#### What is required
In the items, from the first line through the line containing "image-placeholder-icon xyxy=(264,662,416,756)", change every "menu-line" to "menu-bar". Output only those lines, with everything else unchanged.

Dataset records:
** Start **

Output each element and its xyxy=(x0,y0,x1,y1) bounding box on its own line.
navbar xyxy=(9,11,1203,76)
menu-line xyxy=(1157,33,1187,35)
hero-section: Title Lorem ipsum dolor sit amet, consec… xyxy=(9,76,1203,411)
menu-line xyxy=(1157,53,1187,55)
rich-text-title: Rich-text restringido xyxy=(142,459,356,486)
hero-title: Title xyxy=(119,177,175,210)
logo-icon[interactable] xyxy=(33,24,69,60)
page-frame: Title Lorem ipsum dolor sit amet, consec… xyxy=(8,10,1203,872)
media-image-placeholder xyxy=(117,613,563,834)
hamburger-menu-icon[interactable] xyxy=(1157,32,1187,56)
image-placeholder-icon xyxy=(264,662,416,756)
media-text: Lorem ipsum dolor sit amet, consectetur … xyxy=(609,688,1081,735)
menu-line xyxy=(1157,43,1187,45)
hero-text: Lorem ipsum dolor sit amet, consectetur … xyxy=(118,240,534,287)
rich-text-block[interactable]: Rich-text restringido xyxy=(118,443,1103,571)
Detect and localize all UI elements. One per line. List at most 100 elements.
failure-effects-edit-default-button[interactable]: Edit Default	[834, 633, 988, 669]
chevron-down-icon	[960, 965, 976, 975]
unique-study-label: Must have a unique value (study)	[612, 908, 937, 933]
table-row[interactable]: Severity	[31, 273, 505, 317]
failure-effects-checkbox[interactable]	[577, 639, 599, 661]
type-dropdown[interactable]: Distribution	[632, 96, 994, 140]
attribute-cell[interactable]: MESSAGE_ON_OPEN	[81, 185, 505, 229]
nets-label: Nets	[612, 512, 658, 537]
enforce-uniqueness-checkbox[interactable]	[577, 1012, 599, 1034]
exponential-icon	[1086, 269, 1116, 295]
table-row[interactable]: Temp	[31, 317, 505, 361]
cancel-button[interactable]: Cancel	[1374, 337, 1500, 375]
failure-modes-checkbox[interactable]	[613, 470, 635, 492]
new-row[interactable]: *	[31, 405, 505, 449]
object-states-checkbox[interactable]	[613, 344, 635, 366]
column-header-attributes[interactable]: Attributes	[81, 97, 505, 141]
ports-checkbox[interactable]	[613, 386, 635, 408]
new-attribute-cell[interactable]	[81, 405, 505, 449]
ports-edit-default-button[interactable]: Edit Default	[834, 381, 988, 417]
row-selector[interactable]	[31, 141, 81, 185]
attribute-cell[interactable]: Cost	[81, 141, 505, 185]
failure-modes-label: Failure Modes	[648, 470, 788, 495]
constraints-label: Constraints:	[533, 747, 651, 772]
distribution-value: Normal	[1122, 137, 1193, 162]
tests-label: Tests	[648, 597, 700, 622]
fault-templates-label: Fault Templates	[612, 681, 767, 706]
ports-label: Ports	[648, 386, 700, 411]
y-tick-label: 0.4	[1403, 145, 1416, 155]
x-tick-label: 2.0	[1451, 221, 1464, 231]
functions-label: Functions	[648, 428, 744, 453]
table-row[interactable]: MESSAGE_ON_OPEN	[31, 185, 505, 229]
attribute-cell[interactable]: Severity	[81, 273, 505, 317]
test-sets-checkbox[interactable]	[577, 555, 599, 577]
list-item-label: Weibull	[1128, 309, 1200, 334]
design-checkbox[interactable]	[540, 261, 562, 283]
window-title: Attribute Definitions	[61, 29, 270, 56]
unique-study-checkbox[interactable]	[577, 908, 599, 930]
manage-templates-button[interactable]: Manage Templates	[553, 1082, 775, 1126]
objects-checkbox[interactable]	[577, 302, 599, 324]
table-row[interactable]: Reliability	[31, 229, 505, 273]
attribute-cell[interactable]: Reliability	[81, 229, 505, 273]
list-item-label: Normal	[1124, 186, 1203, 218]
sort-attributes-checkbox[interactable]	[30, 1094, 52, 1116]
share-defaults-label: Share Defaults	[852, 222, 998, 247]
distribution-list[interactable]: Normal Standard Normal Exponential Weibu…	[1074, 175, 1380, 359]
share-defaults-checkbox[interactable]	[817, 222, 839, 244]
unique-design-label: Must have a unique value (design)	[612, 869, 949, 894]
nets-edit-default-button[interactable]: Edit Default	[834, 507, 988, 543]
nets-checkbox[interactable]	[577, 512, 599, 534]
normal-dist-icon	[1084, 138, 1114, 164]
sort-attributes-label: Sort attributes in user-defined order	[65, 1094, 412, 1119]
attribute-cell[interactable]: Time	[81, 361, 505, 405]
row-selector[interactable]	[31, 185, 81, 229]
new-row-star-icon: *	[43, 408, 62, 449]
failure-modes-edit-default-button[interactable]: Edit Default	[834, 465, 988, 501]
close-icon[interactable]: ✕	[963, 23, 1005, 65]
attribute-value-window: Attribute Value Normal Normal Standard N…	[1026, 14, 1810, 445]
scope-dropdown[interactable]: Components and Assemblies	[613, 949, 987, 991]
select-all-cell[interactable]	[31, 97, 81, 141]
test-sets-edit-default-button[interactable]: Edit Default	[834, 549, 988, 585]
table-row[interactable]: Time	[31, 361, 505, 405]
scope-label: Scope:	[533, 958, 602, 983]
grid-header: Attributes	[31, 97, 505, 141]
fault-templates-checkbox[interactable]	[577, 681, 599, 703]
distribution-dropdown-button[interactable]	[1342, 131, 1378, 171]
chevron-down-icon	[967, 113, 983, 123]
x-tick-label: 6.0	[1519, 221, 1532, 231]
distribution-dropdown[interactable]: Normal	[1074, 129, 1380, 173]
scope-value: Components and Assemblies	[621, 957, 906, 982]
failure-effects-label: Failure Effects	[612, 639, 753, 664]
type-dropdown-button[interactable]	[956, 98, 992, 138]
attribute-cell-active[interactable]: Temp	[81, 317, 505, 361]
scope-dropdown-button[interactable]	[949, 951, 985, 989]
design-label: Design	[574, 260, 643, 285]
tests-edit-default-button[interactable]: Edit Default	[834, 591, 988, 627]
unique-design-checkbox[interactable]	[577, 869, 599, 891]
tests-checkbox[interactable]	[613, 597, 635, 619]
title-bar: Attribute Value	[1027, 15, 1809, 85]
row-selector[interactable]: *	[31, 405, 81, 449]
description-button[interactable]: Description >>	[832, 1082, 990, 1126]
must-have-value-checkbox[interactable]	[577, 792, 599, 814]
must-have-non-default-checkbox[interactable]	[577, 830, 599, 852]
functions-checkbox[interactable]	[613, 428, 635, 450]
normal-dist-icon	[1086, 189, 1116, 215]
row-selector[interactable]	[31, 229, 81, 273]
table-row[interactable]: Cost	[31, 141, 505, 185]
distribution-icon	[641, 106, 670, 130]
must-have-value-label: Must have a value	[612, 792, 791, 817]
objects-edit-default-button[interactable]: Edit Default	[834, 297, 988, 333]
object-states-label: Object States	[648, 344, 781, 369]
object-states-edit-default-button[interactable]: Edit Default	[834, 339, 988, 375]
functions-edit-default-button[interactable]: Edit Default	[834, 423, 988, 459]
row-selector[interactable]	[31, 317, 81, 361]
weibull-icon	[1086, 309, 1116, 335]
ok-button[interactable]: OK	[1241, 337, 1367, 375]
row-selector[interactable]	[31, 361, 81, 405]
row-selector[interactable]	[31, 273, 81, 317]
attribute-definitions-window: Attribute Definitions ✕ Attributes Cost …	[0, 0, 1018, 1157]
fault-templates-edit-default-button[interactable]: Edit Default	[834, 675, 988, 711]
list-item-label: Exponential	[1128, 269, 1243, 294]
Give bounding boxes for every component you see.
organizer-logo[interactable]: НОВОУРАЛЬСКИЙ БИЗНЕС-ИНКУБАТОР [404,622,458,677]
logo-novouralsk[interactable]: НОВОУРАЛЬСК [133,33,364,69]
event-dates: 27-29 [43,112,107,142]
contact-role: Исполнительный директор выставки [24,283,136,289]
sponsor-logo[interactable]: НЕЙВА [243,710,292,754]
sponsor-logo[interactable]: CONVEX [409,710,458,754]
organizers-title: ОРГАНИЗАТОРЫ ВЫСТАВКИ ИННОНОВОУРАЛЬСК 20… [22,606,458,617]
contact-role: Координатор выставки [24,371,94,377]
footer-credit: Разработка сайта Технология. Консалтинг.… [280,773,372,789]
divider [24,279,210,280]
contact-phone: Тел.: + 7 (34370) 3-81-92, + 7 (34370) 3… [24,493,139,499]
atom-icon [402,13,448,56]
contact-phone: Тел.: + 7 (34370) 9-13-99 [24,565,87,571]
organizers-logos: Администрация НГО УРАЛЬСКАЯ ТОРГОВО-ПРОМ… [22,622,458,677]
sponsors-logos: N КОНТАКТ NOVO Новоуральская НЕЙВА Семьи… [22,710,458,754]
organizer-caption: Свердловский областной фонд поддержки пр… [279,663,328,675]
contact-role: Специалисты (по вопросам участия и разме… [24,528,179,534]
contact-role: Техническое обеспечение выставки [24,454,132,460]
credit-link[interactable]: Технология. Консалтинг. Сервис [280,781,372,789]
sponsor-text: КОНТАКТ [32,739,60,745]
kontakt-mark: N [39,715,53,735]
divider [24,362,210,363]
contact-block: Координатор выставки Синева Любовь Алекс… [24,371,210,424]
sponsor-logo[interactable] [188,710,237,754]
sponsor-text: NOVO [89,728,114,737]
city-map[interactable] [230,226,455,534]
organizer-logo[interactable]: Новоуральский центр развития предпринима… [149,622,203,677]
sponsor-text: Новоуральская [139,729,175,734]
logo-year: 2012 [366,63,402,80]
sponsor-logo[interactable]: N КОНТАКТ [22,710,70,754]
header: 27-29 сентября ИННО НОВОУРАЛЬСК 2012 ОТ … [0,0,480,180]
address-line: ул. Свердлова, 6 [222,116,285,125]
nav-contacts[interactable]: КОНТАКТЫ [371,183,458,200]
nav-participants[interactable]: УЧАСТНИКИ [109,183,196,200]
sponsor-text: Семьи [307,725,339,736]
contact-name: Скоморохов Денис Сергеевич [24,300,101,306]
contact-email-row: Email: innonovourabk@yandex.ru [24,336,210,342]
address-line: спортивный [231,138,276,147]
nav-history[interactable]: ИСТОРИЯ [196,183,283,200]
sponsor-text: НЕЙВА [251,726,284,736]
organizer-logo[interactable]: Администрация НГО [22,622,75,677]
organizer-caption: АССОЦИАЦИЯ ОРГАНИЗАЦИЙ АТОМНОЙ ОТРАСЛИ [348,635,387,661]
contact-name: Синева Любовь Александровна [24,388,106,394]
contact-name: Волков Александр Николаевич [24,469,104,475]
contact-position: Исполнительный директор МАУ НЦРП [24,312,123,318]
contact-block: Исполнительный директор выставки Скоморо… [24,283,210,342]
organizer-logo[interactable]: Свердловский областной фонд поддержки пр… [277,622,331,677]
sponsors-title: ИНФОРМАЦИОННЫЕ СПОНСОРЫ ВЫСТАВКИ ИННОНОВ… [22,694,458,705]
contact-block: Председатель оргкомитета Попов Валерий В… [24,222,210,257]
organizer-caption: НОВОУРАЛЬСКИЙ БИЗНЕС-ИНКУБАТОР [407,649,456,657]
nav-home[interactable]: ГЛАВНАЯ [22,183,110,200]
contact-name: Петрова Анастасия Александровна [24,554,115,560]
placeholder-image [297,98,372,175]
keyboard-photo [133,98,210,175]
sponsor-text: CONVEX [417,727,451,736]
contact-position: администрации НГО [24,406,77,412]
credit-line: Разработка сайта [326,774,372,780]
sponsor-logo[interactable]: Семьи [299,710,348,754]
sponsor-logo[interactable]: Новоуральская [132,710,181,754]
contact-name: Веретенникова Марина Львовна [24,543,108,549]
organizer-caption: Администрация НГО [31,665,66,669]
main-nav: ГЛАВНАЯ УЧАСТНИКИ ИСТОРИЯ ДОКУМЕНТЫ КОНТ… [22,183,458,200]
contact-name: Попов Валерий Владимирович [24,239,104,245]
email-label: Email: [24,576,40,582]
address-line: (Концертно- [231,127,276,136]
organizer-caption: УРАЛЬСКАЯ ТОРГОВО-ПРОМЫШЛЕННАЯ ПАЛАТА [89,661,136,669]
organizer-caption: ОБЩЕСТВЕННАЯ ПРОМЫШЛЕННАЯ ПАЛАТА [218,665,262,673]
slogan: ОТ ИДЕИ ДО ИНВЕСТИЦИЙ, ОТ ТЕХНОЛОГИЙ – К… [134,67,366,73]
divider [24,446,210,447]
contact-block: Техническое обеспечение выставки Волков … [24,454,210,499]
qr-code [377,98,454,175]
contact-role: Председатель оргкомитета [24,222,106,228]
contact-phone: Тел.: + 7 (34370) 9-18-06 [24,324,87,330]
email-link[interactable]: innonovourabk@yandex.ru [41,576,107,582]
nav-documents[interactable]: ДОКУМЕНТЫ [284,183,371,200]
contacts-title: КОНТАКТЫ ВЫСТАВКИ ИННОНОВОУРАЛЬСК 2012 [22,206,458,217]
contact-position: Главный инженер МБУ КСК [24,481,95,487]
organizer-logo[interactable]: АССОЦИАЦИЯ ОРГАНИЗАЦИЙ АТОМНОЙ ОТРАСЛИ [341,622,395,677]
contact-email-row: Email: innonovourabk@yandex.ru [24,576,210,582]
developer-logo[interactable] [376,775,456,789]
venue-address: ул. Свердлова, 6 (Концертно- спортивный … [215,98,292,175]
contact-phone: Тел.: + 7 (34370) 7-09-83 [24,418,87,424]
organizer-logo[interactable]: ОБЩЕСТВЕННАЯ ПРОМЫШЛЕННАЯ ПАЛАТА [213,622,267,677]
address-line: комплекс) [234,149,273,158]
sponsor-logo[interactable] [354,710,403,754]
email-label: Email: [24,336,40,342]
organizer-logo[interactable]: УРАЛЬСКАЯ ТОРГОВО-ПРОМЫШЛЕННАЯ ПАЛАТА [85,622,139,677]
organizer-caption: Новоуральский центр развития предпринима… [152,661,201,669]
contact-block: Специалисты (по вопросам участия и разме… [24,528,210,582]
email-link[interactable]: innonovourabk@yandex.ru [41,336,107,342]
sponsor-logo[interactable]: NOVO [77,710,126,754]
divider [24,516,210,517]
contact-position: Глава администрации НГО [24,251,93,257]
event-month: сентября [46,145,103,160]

** End **

#### Task output
Output each element and its xyxy=(x0,y0,x1,y1) bounding box on its own line.
navbar xyxy=(9,11,1203,76)
menu-bar xyxy=(1157,33,1187,35)
hero-section: Title Lorem ipsum dolor sit amet, consec… xyxy=(9,76,1203,411)
menu-bar xyxy=(1157,53,1187,55)
rich-text-title: Rich-text restringido xyxy=(142,459,356,486)
hero-title: Title xyxy=(119,177,175,210)
logo-icon[interactable] xyxy=(33,24,69,60)
page-frame: Title Lorem ipsum dolor sit amet, consec… xyxy=(8,10,1203,872)
media-image-placeholder xyxy=(117,613,563,834)
hamburger-menu-icon[interactable] xyxy=(1157,32,1187,56)
image-placeholder-icon xyxy=(264,662,416,756)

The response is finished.